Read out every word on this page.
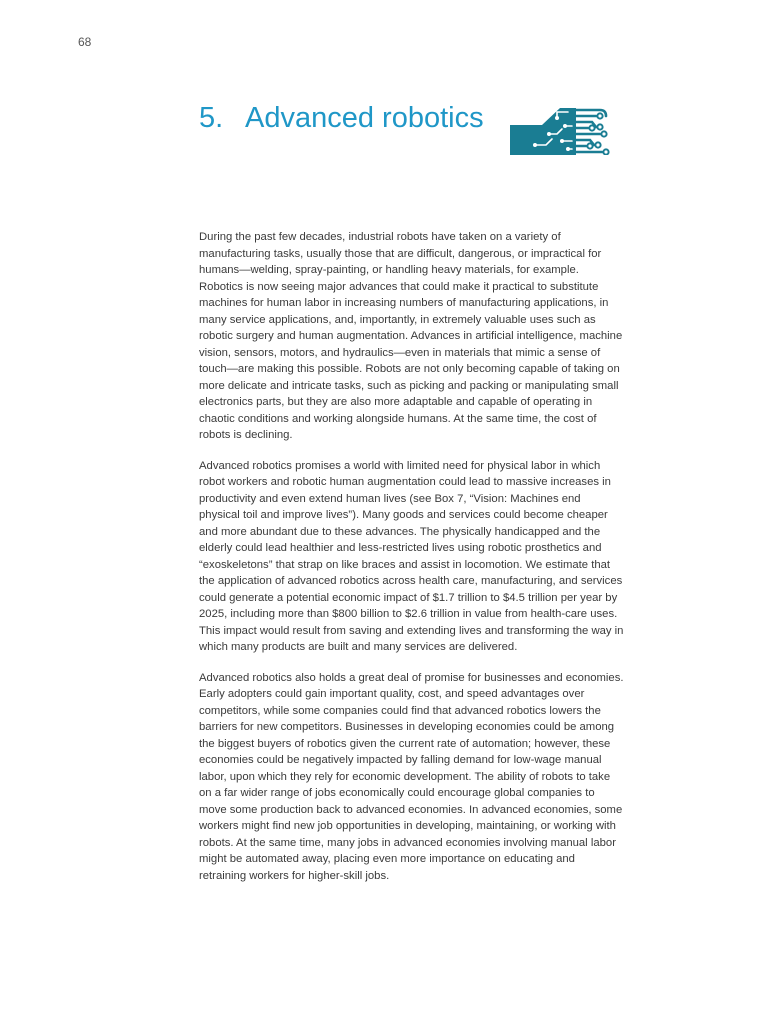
68
5. Advanced robotics

During the past few decades, industrial robots have taken on a variety of manufacturing tasks, usually those that are difficult, dangerous, or impractical for humans—welding, spray-painting, or handling heavy materials, for example. Robotics is now seeing major advances that could make it practical to substitute machines for human labor in increasing numbers of manufacturing applications, in many service applications, and, importantly, in extremely valuable uses such as robotic surgery and human augmentation. Advances in artificial intelligence, machine vision, sensors, motors, and hydraulics—even in materials that mimic a sense of touch—are making this possible. Robots are not only becoming capable of taking on more delicate and intricate tasks, such as picking and packing or manipulating small electronics parts, but they are also more adaptable and capable of operating in chaotic conditions and working alongside humans. At the same time, the cost of robots is declining.

Advanced robotics promises a world with limited need for physical labor in which robot workers and robotic human augmentation could lead to massive increases in productivity and even extend human lives (see Box 7, “Vision: Machines end physical toil and improve lives”). Many goods and services could become cheaper and more abundant due to these advances. The physically handicapped and the elderly could lead healthier and less-restricted lives using robotic prosthetics and “exoskeletons” that strap on like braces and assist in locomotion. We estimate that the application of advanced robotics across health care, manufacturing, and services could generate a potential economic impact of $1.7 trillion to $4.5 trillion per year by 2025, including more than $800 billion to $2.6 trillion in value from health-care uses. This impact would result from saving and extending lives and transforming the way in which many products are built and many services are delivered.

Advanced robotics also holds a great deal of promise for businesses and economies. Early adopters could gain important quality, cost, and speed advantages over competitors, while some companies could find that advanced robotics lowers the barriers for new competitors. Businesses in developing economies could be among the biggest buyers of robotics given the current rate of automation; however, these economies could be negatively impacted by falling demand for low-wage manual labor, upon which they rely for economic development. The ability of robots to take on a far wider range of jobs economically could encourage global companies to move some production back to advanced economies. In advanced economies, some workers might find new job opportunities in developing, maintaining, or working with robots. At the same time, many jobs in advanced economies involving manual labor might be automated away, placing even more importance on educating and retraining workers for higher-skill jobs.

GOAL
Print the listing above in full, exactly as written. Omit any pictures.

RIGHT ANSWER
Read out every word on this page.
68
5. Advanced robotics

During the past few decades, industrial robots have taken on a variety of manufacturing tasks, usually those that are difficult, dangerous, or impractical for humans—welding, spray-painting, or handling heavy materials, for example. Robotics is now seeing major advances that could make it practical to substitute machines for human labor in increasing numbers of manufacturing applications, in many service applications, and, importantly, in extremely valuable uses such as robotic surgery and human augmentation. Advances in artificial intelligence, machine vision, sensors, motors, and hydraulics—even in materials that mimic a sense of touch—are making this possible. Robots are not only becoming capable of taking on more delicate and intricate tasks, such as picking and packing or manipulating small electronics parts, but they are also more adaptable and capable of operating in chaotic conditions and working alongside humans. At the same time, the cost of robots is declining.

Advanced robotics promises a world with limited need for physical labor in which robot workers and robotic human augmentation could lead to massive increases in productivity and even extend human lives (see Box 7, “Vision: Machines end physical toil and improve lives”). Many goods and services could become cheaper and more abundant due to these advances. The physically handicapped and the elderly could lead healthier and less-restricted lives using robotic prosthetics and “exoskeletons” that strap on like braces and assist in locomotion. We estimate that the application of advanced robotics across health care, manufacturing, and services could generate a potential economic impact of $1.7 trillion to $4.5 trillion per year by 2025, including more than $800 billion to $2.6 trillion in value from health-care uses. This impact would result from saving and extending lives and transforming the way in which many products are built and many services are delivered.

Advanced robotics also holds a great deal of promise for businesses and economies. Early adopters could gain important quality, cost, and speed advantages over competitors, while some companies could find that advanced robotics lowers the barriers for new competitors. Businesses in developing economies could be among the biggest buyers of robotics given the current rate of automation; however, these economies could be negatively impacted by falling demand for low-wage manual labor, upon which they rely for economic development. The ability of robots to take on a far wider range of jobs economically could encourage global companies to move some production back to advanced economies. In advanced economies, some workers might find new job opportunities in developing, maintaining, or working with robots. At the same time, many jobs in advanced economies involving manual labor might be automated away, placing even more importance on educating and retraining workers for higher-skill jobs.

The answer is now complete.